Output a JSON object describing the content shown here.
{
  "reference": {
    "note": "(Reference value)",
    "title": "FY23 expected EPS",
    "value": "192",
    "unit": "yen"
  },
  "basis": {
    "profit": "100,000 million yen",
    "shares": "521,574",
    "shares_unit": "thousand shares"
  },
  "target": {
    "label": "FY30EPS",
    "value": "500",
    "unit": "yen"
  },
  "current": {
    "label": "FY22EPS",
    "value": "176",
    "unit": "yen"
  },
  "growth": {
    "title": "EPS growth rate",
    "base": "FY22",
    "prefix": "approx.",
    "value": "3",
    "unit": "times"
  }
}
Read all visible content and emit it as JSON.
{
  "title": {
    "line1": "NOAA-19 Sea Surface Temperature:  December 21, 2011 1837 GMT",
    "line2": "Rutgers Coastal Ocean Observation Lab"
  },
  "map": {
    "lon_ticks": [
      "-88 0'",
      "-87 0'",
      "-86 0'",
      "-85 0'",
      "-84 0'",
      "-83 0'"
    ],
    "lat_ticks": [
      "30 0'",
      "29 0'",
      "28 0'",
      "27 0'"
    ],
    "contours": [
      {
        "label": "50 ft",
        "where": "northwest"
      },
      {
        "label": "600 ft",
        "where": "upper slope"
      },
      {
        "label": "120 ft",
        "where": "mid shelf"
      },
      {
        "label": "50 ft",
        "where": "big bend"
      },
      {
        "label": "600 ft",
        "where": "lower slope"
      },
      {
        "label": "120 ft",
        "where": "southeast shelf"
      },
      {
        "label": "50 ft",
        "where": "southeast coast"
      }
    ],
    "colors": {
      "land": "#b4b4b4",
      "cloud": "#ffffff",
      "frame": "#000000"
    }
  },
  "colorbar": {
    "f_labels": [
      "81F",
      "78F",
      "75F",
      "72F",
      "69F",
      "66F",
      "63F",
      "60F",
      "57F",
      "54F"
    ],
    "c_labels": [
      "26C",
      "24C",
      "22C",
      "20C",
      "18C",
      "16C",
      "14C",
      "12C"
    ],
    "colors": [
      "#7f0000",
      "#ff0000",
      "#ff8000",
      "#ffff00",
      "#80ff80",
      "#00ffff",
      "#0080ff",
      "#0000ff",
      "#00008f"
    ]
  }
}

▸ What you should do: In the records above, how many lines contain the word "shares"? Give the number alone.

▸ Answer below: 2